━━ DATA

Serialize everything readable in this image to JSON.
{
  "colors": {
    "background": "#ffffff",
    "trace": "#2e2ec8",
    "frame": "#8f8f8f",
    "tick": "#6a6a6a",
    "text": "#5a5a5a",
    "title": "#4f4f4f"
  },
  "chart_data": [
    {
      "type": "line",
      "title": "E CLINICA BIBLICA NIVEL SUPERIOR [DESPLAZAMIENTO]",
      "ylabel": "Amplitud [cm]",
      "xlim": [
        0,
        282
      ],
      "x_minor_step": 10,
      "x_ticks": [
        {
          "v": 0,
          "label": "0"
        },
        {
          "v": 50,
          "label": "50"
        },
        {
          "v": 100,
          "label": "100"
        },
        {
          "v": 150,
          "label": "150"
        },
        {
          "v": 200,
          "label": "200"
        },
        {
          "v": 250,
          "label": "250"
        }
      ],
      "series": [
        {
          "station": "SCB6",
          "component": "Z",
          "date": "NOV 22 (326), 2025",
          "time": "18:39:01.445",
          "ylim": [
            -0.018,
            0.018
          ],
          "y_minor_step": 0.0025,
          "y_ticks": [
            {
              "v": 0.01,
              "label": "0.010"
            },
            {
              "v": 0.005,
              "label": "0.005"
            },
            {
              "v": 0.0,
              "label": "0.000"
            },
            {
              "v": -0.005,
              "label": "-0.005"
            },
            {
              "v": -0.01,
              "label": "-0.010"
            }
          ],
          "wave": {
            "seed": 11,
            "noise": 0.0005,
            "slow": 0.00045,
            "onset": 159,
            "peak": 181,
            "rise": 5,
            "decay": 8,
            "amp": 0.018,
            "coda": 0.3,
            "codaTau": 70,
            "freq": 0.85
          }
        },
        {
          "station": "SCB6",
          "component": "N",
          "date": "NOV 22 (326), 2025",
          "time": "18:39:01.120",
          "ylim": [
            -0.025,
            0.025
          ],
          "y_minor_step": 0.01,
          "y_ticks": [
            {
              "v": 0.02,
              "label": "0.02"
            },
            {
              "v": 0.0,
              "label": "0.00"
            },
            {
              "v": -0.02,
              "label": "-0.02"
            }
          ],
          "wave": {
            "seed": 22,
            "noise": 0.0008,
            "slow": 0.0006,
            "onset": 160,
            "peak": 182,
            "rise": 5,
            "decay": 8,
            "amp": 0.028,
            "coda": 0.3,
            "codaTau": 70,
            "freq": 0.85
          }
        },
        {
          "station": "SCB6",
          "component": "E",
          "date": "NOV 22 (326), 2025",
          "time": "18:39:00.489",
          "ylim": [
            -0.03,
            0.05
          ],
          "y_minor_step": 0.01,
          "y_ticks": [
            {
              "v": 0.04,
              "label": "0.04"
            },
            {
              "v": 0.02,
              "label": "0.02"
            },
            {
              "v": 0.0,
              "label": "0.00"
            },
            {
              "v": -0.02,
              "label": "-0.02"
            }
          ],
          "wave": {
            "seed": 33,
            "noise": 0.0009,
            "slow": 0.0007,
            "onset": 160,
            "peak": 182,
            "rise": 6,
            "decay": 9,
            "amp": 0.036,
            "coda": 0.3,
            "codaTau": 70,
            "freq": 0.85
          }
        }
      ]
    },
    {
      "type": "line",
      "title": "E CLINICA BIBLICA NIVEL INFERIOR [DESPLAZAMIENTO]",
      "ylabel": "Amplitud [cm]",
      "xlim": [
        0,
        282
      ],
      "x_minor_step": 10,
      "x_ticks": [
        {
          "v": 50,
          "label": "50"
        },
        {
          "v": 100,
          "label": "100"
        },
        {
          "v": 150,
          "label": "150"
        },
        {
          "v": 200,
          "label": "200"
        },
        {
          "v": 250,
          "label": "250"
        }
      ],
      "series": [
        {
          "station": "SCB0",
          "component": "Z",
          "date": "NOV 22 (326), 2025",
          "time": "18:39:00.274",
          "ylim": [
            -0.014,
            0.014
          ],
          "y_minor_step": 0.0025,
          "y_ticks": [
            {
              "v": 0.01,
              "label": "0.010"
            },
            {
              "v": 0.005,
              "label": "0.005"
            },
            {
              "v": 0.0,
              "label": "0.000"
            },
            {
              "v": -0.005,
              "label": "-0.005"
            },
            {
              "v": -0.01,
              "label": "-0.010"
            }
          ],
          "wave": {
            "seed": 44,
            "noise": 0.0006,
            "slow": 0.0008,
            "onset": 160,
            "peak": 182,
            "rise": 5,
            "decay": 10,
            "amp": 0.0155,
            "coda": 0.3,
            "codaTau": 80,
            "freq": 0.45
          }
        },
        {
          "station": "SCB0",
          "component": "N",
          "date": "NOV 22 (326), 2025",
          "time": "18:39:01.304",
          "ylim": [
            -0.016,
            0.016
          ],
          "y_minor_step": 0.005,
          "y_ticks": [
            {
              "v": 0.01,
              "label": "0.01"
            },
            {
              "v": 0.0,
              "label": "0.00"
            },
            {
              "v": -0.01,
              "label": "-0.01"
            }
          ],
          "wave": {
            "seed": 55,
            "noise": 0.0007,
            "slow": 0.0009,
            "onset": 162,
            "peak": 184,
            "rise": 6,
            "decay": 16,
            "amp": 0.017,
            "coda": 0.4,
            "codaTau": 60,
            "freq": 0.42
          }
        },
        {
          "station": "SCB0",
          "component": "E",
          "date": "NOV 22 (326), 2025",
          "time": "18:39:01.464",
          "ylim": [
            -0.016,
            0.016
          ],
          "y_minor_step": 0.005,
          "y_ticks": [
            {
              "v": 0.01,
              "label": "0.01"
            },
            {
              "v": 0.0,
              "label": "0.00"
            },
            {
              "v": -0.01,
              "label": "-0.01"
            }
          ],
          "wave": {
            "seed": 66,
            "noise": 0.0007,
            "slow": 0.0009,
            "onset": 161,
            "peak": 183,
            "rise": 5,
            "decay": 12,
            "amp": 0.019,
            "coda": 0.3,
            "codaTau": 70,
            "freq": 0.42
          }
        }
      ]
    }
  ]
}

━━━━

Every line above should be printed again exactly as it stands.

CORRECT OUTPUT:
Serialize everything readable in this image to JSON.
{
  "colors": {
    "background": "#ffffff",
    "trace": "#2e2ec8",
    "frame": "#8f8f8f",
    "tick": "#6a6a6a",
    "text": "#5a5a5a",
    "title": "#4f4f4f"
  },
  "chart_data": [
    {
      "type": "line",
      "title": "E CLINICA BIBLICA NIVEL SUPERIOR [DESPLAZAMIENTO]",
      "ylabel": "Amplitud [cm]",
      "xlim": [
        0,
        282
      ],
      "x_minor_step": 10,
      "x_ticks": [
        {
          "v": 0,
          "label": "0"
        },
        {
          "v": 50,
          "label": "50"
        },
        {
          "v": 100,
          "label": "100"
        },
        {
          "v": 150,
          "label": "150"
        },
        {
          "v": 200,
          "label": "200"
        },
        {
          "v": 250,
          "label": "250"
        }
      ],
      "series": [
        {
          "station": "SCB6",
          "component": "Z",
          "date": "NOV 22 (326), 2025",
          "time": "18:39:01.445",
          "ylim": [
            -0.018,
            0.018
          ],
          "y_minor_step": 0.0025,
          "y_ticks": [
            {
              "v": 0.01,
              "label": "0.010"
            },
            {
              "v": 0.005,
              "label": "0.005"
            },
            {
              "v": 0.0,
              "label": "0.000"
            },
            {
              "v": -0.005,
              "label": "-0.005"
            },
            {
              "v": -0.01,
              "label": "-0.010"
            }
          ],
          "wave": {
            "seed": 11,
            "noise": 0.0005,
            "slow": 0.00045,
            "onset": 159,
            "peak": 181,
            "rise": 5,
            "decay": 8,
            "amp": 0.018,
            "coda": 0.3,
            "codaTau": 70,
            "freq": 0.85
          }
        },
        {
          "station": "SCB6",
          "component": "N",
          "date": "NOV 22 (326), 2025",
          "time": "18:39:01.120",
          "ylim": [
            -0.025,
            0.025
          ],
          "y_minor_step": 0.01,
          "y_ticks": [
            {
              "v": 0.02,
              "label": "0.02"
            },
            {
              "v": 0.0,
              "label": "0.00"
            },
            {
              "v": -0.02,
              "label": "-0.02"
            }
          ],
          "wave": {
            "seed": 22,
            "noise": 0.0008,
            "slow": 0.0006,
            "onset": 160,
            "peak": 182,
            "rise": 5,
            "decay": 8,
            "amp": 0.028,
            "coda": 0.3,
            "codaTau": 70,
            "freq": 0.85
          }
        },
        {
          "station": "SCB6",
          "component": "E",
          "date": "NOV 22 (326), 2025",
          "time": "18:39:00.489",
          "ylim": [
            -0.03,
            0.05
          ],
          "y_minor_step": 0.01,
          "y_ticks": [
            {
              "v": 0.04,
              "label": "0.04"
            },
            {
              "v": 0.02,
              "label": "0.02"
            },
            {
              "v": 0.0,
              "label": "0.00"
            },
            {
              "v": -0.02,
              "label": "-0.02"
            }
          ],
          "wave": {
            "seed": 33,
            "noise": 0.0009,
            "slow": 0.0007,
            "onset": 160,
            "peak": 182,
            "rise": 6,
            "decay": 9,
            "amp": 0.036,
            "coda": 0.3,
            "codaTau": 70,
            "freq": 0.85
          }
        }
      ]
    },
    {
      "type": "line",
      "title": "E CLINICA BIBLICA NIVEL INFERIOR [DESPLAZAMIENTO]",
      "ylabel": "Amplitud [cm]",
      "xlim": [
        0,
        282
      ],
      "x_minor_step": 10,
      "x_ticks": [
        {
          "v": 50,
          "label": "50"
        },
        {
          "v": 100,
          "label": "100"
        },
        {
          "v": 150,
          "label": "150"
        },
        {
          "v": 200,
          "label": "200"
        },
        {
          "v": 250,
          "label": "250"
        }
      ],
      "series": [
        {
          "station": "SCB0",
          "component": "Z",
          "date": "NOV 22 (326), 2025",
          "time": "18:39:00.274",
          "ylim": [
            -0.014,
            0.014
          ],
          "y_minor_step": 0.0025,
          "y_ticks": [
            {
              "v": 0.01,
              "label": "0.010"
            },
            {
              "v": 0.005,
              "label": "0.005"
            },
            {
              "v": 0.0,
              "label": "0.000"
            },
            {
              "v": -0.005,
              "label": "-0.005"
            },
            {
              "v": -0.01,
              "label": "-0.010"
            }
          ],
          "wave": {
            "seed": 44,
            "noise": 0.0006,
            "slow": 0.0008,
            "onset": 160,
            "peak": 182,
            "rise": 5,
            "decay": 10,
            "amp": 0.0155,
            "coda": 0.3,
            "codaTau": 80,
            "freq": 0.45
          }
        },
        {
          "station": "SCB0",
          "component": "N",
          "date": "NOV 22 (326), 2025",
          "time": "18:39:01.304",
          "ylim": [
            -0.016,
            0.016
          ],
          "y_minor_step": 0.005,
          "y_ticks": [
            {
              "v": 0.01,
              "label": "0.01"
            },
            {
              "v": 0.0,
              "label": "0.00"
            },
            {
              "v": -0.01,
              "label": "-0.01"
            }
          ],
          "wave": {
            "seed": 55,
            "noise": 0.0007,
            "slow": 0.0009,
            "onset": 162,
            "peak": 184,
            "rise": 6,
            "decay": 16,
            "amp": 0.017,
            "coda": 0.4,
            "codaTau": 60,
            "freq": 0.42
          }
        },
        {
          "station": "SCB0",
          "component": "E",
          "date": "NOV 22 (326), 2025",
          "time": "18:39:01.464",
          "ylim": [
            -0.016,
            0.016
          ],
          "y_minor_step": 0.005,
          "y_ticks": [
            {
              "v": 0.01,
              "label": "0.01"
            },
            {
              "v": 0.0,
              "label": "0.00"
            },
            {
              "v": -0.01,
              "label": "-0.01"
            }
          ],
          "wave": {
            "seed": 66,
            "noise": 0.0007,
            "slow": 0.0009,
            "onset": 161,
            "peak": 183,
            "rise": 5,
            "decay": 12,
            "amp": 0.019,
            "coda": 0.3,
            "codaTau": 70,
            "freq": 0.42
          }
        }
      ]
    }
  ]
}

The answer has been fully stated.